___ Records for this exercise ___

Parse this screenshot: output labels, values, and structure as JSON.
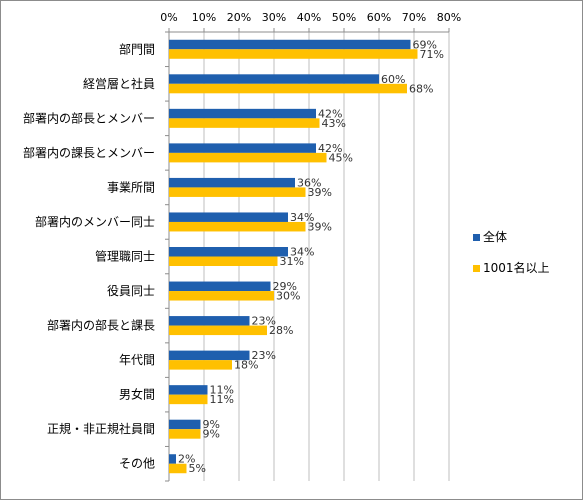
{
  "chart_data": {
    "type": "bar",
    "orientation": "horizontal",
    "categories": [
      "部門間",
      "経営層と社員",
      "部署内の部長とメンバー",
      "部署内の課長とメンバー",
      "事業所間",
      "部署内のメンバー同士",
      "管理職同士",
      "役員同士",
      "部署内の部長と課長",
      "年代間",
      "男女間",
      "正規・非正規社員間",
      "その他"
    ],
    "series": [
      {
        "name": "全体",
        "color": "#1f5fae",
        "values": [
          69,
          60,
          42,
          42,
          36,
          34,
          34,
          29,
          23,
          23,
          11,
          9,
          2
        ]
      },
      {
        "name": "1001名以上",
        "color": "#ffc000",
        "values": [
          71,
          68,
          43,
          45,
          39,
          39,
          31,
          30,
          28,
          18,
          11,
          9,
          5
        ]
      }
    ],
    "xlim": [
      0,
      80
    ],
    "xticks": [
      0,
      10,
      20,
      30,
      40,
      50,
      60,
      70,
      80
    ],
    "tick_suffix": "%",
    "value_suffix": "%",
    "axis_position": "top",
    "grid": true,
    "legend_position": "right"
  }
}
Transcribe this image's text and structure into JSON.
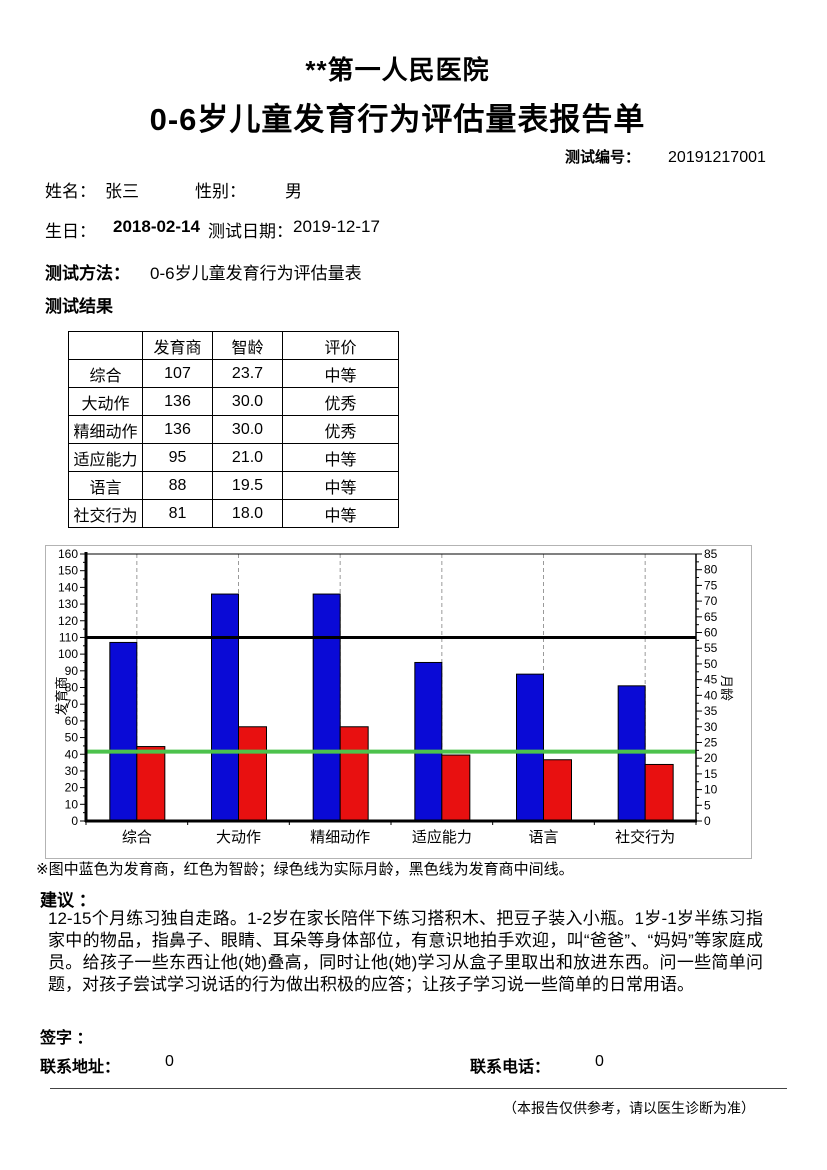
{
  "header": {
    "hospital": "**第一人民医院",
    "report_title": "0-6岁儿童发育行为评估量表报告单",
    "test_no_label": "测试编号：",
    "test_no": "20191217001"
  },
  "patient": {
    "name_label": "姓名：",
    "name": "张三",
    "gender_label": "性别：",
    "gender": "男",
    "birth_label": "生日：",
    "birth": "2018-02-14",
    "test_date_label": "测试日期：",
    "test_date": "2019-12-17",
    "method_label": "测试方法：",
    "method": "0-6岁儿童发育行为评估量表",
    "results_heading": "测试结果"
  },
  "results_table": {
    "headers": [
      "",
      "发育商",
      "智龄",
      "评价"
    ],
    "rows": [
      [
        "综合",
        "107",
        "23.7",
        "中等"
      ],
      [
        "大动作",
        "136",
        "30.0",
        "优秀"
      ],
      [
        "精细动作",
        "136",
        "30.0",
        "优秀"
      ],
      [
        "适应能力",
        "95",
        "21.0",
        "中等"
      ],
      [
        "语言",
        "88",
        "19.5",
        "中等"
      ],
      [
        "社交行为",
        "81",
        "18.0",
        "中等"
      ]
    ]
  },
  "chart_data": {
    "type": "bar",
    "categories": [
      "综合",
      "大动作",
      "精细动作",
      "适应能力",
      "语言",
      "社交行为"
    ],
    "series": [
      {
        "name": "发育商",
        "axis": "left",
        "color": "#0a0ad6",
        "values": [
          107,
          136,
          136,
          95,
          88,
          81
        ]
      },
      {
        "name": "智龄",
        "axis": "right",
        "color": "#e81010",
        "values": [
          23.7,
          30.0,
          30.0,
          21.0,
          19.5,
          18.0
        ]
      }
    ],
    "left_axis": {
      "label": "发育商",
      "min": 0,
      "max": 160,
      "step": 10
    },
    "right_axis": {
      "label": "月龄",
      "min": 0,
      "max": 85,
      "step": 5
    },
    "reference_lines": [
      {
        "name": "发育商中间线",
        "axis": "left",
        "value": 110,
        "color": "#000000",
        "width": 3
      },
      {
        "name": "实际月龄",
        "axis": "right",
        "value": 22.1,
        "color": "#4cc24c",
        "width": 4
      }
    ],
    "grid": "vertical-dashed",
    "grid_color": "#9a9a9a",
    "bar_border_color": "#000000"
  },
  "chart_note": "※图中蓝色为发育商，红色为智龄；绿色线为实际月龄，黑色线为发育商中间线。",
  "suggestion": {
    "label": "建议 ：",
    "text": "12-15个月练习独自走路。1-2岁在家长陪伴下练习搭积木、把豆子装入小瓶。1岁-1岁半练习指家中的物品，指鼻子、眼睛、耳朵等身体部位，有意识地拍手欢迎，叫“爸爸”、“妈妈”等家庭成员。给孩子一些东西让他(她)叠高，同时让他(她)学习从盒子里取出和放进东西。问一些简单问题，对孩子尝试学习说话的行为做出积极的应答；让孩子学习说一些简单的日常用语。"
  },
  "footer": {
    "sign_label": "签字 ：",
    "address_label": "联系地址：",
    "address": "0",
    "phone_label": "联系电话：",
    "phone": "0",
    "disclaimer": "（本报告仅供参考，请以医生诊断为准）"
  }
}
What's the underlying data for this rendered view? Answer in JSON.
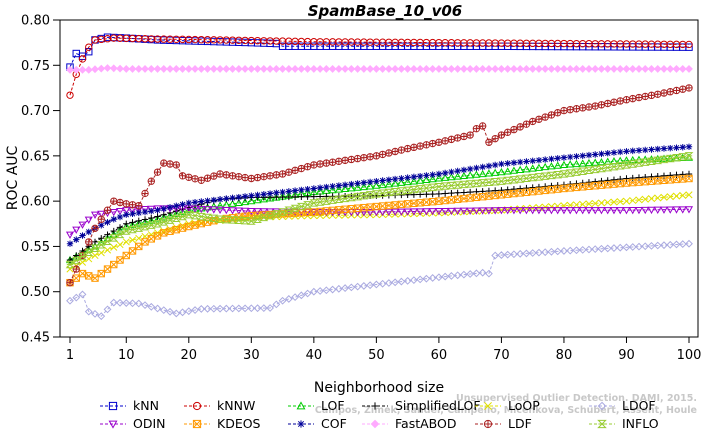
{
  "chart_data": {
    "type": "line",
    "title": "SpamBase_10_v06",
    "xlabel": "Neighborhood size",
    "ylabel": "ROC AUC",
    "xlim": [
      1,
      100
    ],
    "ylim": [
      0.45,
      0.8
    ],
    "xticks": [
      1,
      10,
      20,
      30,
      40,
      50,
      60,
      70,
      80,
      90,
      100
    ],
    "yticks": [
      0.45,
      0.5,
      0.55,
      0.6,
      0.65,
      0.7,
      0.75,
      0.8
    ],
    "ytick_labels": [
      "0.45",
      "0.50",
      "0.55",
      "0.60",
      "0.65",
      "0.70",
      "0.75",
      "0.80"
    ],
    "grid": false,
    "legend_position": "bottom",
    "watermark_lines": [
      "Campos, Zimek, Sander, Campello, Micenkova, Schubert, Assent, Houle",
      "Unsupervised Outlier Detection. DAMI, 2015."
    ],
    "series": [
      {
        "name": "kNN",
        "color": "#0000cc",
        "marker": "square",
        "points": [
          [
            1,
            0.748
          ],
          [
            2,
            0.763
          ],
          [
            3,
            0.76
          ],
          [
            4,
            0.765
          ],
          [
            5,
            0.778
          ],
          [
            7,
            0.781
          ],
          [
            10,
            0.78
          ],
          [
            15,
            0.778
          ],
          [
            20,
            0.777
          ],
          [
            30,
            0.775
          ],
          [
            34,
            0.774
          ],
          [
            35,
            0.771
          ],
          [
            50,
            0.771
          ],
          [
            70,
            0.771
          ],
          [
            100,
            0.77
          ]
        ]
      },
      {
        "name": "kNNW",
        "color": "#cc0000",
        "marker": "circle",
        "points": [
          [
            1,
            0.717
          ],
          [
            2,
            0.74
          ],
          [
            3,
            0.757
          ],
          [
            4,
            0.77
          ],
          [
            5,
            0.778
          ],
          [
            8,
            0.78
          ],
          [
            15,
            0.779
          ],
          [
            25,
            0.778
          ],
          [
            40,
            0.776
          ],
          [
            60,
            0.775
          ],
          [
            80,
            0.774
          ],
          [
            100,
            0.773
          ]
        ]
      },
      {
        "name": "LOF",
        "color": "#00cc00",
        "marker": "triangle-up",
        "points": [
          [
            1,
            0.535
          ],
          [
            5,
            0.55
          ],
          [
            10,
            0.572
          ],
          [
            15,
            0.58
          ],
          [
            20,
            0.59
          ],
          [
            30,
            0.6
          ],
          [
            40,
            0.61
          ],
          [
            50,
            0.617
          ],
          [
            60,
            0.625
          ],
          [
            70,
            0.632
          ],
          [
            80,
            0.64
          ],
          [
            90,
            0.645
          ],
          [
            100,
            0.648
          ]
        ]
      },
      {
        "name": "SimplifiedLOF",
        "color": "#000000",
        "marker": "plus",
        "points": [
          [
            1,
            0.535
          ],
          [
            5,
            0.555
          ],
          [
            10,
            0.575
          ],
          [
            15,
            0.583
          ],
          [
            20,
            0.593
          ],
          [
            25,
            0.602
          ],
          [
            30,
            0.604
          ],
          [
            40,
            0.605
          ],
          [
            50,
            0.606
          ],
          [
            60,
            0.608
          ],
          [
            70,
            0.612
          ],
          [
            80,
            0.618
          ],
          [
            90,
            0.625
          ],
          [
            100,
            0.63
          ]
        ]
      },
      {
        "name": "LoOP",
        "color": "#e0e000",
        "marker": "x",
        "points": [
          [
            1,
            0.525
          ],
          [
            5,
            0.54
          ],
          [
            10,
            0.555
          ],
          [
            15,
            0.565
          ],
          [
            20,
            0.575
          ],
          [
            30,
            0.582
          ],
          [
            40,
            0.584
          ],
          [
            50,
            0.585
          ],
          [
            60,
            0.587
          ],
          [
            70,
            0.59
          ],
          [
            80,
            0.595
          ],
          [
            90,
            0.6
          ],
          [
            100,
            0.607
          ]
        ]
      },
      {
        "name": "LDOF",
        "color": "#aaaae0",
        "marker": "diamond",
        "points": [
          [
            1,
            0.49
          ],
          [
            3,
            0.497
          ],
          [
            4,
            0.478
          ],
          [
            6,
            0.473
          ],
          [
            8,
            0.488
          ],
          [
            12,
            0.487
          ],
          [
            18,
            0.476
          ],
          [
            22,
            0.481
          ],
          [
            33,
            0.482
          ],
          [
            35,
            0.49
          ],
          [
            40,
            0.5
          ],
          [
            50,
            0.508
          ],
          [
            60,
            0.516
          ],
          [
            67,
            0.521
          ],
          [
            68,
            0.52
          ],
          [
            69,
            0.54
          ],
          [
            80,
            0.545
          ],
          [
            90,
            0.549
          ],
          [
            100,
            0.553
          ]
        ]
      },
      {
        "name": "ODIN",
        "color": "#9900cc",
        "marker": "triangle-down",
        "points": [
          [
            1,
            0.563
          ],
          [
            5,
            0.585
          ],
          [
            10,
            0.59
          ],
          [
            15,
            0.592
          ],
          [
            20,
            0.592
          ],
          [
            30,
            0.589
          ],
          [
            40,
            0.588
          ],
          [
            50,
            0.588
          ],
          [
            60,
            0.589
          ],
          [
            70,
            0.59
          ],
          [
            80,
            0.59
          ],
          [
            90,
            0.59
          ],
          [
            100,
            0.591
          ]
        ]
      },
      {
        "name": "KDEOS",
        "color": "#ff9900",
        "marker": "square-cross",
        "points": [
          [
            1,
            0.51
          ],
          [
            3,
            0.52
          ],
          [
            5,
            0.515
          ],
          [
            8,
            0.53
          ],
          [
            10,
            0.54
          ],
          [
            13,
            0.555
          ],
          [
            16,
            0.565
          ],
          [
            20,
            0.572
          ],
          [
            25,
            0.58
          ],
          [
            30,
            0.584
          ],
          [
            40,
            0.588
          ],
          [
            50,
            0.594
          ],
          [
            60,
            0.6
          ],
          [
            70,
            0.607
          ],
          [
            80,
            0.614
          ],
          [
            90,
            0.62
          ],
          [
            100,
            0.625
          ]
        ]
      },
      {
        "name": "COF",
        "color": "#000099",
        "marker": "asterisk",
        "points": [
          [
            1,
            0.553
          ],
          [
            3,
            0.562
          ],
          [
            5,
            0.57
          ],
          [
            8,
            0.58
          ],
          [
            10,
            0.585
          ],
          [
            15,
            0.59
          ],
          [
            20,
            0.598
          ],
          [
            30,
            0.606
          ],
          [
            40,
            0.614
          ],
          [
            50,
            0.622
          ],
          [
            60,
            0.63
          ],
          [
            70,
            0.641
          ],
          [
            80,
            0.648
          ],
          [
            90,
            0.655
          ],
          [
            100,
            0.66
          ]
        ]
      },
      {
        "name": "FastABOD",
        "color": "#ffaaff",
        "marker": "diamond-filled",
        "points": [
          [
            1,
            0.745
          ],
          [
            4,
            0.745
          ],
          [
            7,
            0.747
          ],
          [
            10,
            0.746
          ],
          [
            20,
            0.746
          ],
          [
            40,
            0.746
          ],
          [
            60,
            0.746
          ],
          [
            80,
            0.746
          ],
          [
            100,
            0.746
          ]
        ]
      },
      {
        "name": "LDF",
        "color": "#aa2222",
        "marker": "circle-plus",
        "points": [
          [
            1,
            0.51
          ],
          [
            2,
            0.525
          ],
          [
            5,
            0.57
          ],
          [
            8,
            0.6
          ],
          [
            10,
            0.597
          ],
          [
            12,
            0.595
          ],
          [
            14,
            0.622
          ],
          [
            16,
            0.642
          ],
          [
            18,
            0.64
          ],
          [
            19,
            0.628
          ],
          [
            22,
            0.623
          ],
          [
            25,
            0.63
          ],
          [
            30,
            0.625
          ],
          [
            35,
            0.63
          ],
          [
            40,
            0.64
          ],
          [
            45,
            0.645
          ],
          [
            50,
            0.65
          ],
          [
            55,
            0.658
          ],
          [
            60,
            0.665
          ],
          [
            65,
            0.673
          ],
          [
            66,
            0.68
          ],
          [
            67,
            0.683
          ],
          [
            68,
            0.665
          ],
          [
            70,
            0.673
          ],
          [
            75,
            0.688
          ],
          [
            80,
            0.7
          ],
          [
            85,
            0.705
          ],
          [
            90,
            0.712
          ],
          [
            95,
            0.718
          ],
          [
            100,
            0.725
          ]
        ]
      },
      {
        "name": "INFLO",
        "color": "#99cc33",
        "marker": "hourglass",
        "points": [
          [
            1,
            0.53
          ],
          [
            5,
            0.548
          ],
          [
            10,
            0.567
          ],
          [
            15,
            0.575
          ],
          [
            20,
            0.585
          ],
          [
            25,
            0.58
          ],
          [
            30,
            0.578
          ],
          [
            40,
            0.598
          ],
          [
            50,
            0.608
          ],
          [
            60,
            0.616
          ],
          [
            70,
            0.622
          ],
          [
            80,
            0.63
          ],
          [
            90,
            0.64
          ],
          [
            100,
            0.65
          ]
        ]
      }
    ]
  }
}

___

What is being asked
Find each line in the records holding the string "text" and show it.

Result
Transcribe this image's text and structure into JSON.
    "text": "12-15个月练习独自走路。1-2岁在家长陪伴下练习搭积木、把豆子装入小瓶。1岁-1岁半练习指家中的物品，指鼻子、眼睛、耳朵等身体部位，有意识地拍手欢迎，叫“爸爸”、“妈妈”等家庭成员。给孩子一些东西让他(她)叠高，同时让他(她)学习从盒子里取出和放进东西。问一些简单问题，对孩子尝试学习说话的行为做出积极的应答；让孩子学习说一些简单的日常用语。"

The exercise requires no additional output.